#### [Stated problem]
Your task is to reproduce the material exactly.

#### [Supplied entries]
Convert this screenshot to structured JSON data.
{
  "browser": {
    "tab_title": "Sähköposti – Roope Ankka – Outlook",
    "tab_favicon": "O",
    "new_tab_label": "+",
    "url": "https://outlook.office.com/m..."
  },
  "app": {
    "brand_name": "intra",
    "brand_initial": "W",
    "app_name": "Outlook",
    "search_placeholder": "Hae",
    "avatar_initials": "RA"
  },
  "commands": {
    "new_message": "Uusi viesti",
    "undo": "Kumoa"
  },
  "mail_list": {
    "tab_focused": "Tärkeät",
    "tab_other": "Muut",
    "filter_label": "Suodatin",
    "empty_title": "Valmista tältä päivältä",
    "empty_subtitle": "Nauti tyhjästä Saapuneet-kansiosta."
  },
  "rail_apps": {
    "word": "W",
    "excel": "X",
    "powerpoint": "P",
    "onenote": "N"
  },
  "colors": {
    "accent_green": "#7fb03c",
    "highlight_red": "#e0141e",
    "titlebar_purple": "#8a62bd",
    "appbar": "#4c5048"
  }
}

#### [Written answer]
Convert this screenshot to structured JSON data.
{
  "browser": {
    "tab_title": "Sähköposti – Roope Ankka – Outlook",
    "tab_favicon": "O",
    "new_tab_label": "+",
    "url": "https://outlook.office.com/m..."
  },
  "app": {
    "brand_name": "intra",
    "brand_initial": "W",
    "app_name": "Outlook",
    "search_placeholder": "Hae",
    "avatar_initials": "RA"
  },
  "commands": {
    "new_message": "Uusi viesti",
    "undo": "Kumoa"
  },
  "mail_list": {
    "tab_focused": "Tärkeät",
    "tab_other": "Muut",
    "filter_label": "Suodatin",
    "empty_title": "Valmista tältä päivältä",
    "empty_subtitle": "Nauti tyhjästä Saapuneet-kansiosta."
  },
  "rail_apps": {
    "word": "W",
    "excel": "X",
    "powerpoint": "P",
    "onenote": "N"
  },
  "colors": {
    "accent_green": "#7fb03c",
    "highlight_red": "#e0141e",
    "titlebar_purple": "#8a62bd",
    "appbar": "#4c5048"
  }
}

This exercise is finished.